Your objective: Check each line for the word "true" and give how many have it. Say nothing else.

START Records shown

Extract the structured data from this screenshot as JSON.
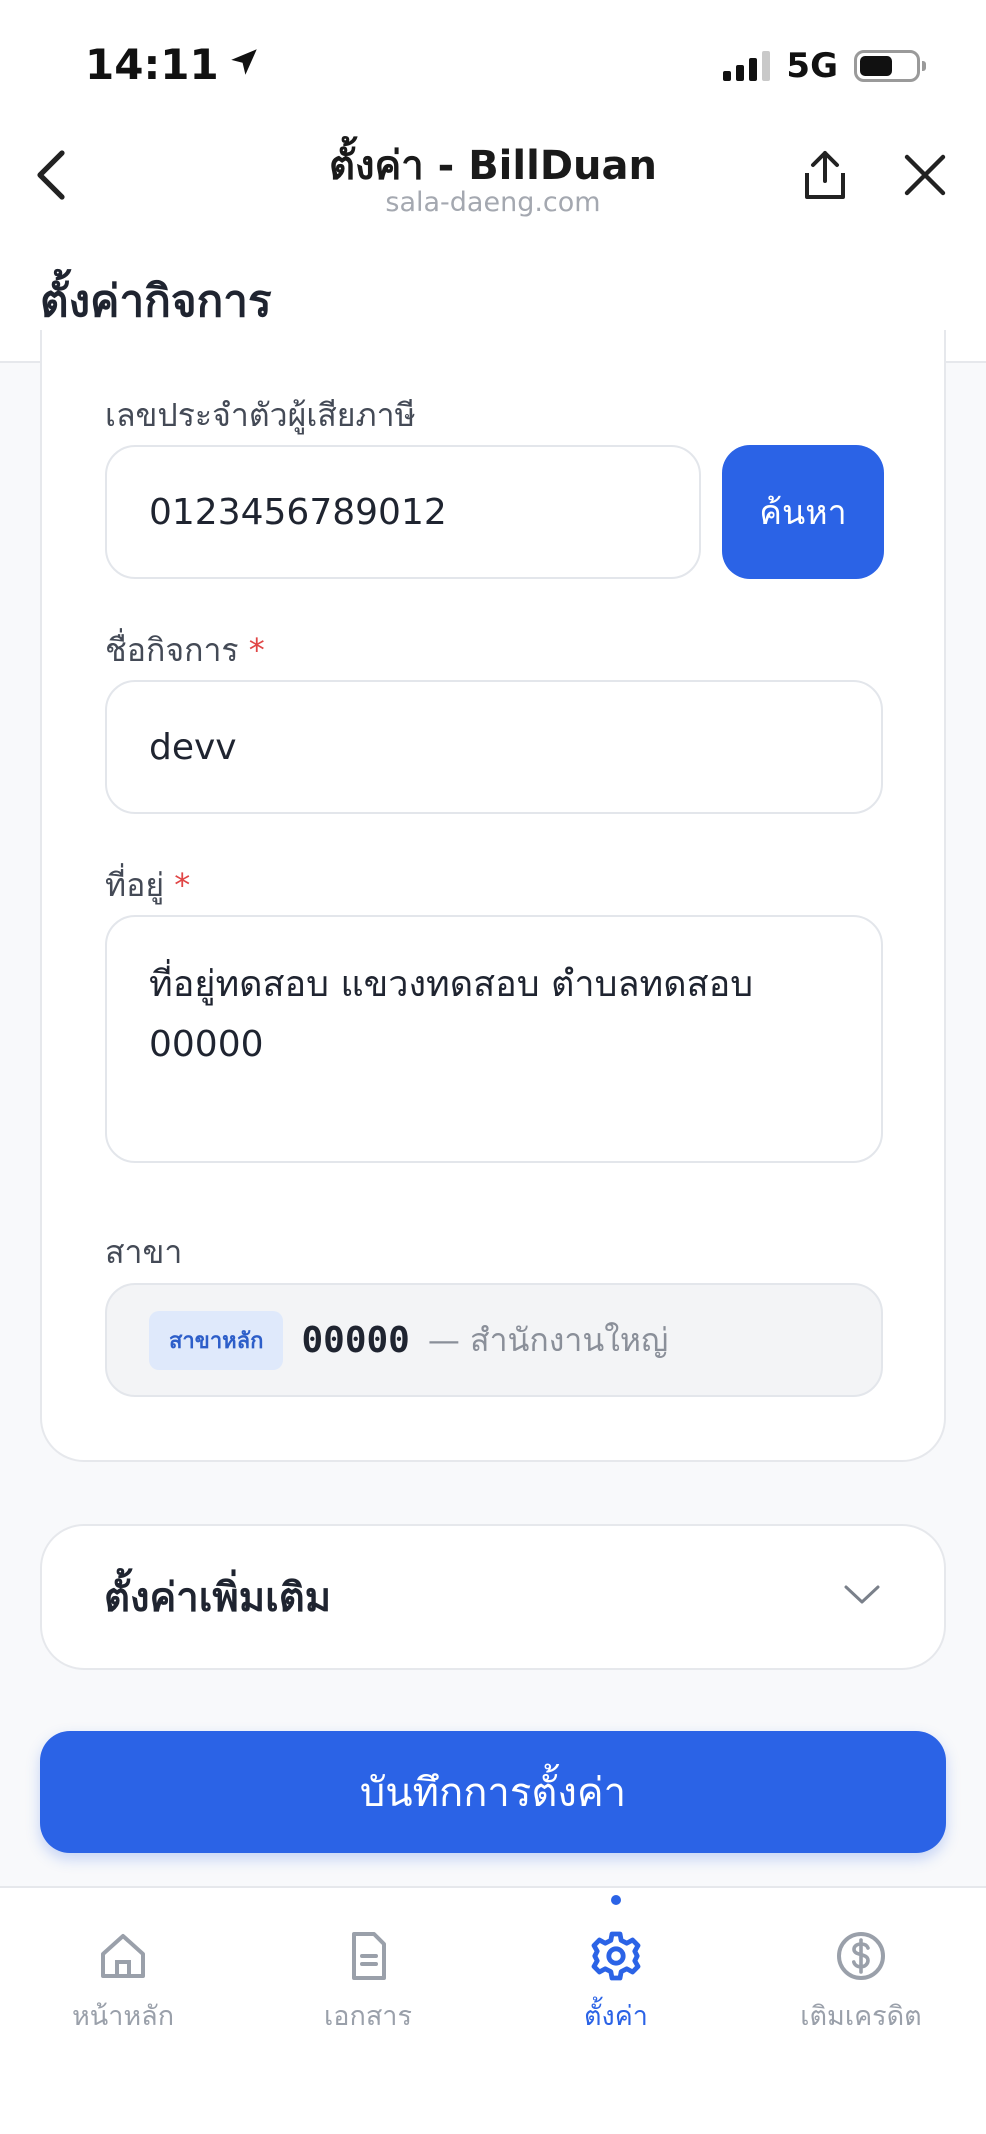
{
  "status_bar": {
    "time": "14:11",
    "network": "5G"
  },
  "browser_header": {
    "title": "ตั้งค่า - BillDuan",
    "domain": "sala-daeng.com",
    "icons": [
      "back-chevron-icon",
      "share-icon",
      "close-icon"
    ]
  },
  "page": {
    "title": "ตั้งค่ากิจการ"
  },
  "form": {
    "tax_id": {
      "label": "เลขประจำตัวผู้เสียภาษี",
      "value": "0123456789012",
      "search_label": "ค้นหา"
    },
    "business_name": {
      "label": "ชื่อกิจการ",
      "required_mark": "*",
      "value": "devv"
    },
    "address": {
      "label": "ที่อยู่",
      "required_mark": "*",
      "line1": "ที่อยู่ทดสอบ แขวงทดสอบ ตำบลทดสอบ",
      "line2": "00000"
    },
    "branch": {
      "label": "สาขา",
      "badge": "สาขาหลัก",
      "code": "00000",
      "name": "— สำนักงานใหญ่"
    }
  },
  "more_settings": {
    "label": "ตั้งค่าเพิ่มเติม"
  },
  "save_button": {
    "label": "บันทึกการตั้งค่า"
  },
  "bottom_nav": {
    "items": [
      {
        "label": "หน้าหลัก",
        "icon": "home-icon"
      },
      {
        "label": "เอกสาร",
        "icon": "document-icon"
      },
      {
        "label": "ตั้งค่า",
        "icon": "gear-icon",
        "active": true
      },
      {
        "label": "เติมเครดิต",
        "icon": "dollar-icon"
      }
    ]
  },
  "colors": {
    "accent": "#2b63e6",
    "required": "#e04545",
    "badge_bg": "#dfe9fb"
  }
}
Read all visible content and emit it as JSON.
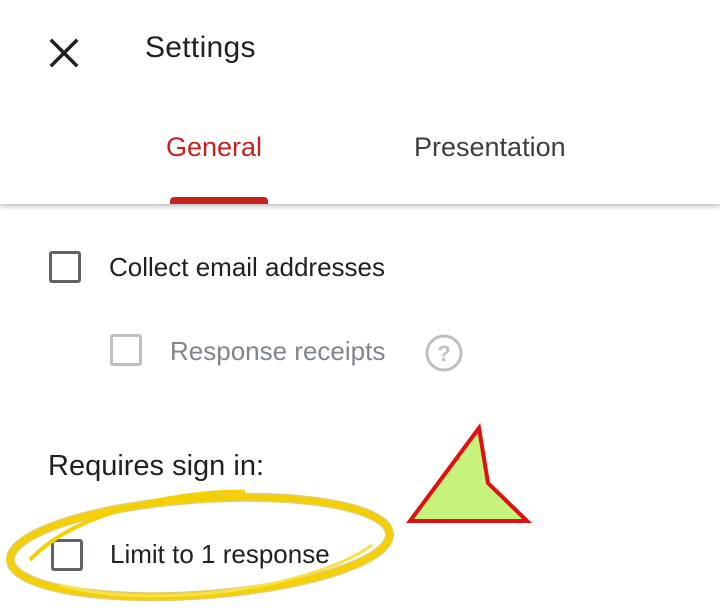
{
  "header": {
    "title": "Settings",
    "close_icon": "close-icon"
  },
  "tabs": [
    {
      "label": "General",
      "active": true
    },
    {
      "label": "Presentation",
      "active": false
    }
  ],
  "settings": {
    "collect_email": {
      "label": "Collect email addresses",
      "checked": false
    },
    "response_receipts": {
      "label": "Response receipts",
      "checked": false,
      "disabled": true,
      "help_icon": "help-circle-icon"
    }
  },
  "requires_sign_in": {
    "title": "Requires sign in:",
    "limit_response": {
      "label": "Limit to 1 response",
      "checked": false
    }
  },
  "colors": {
    "accent": "#c5221f",
    "annotation_circle": "#f4d000",
    "annotation_arrow_fill": "#c7f27b",
    "annotation_arrow_stroke": "#e01010"
  }
}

END Records shown

Full answer: 3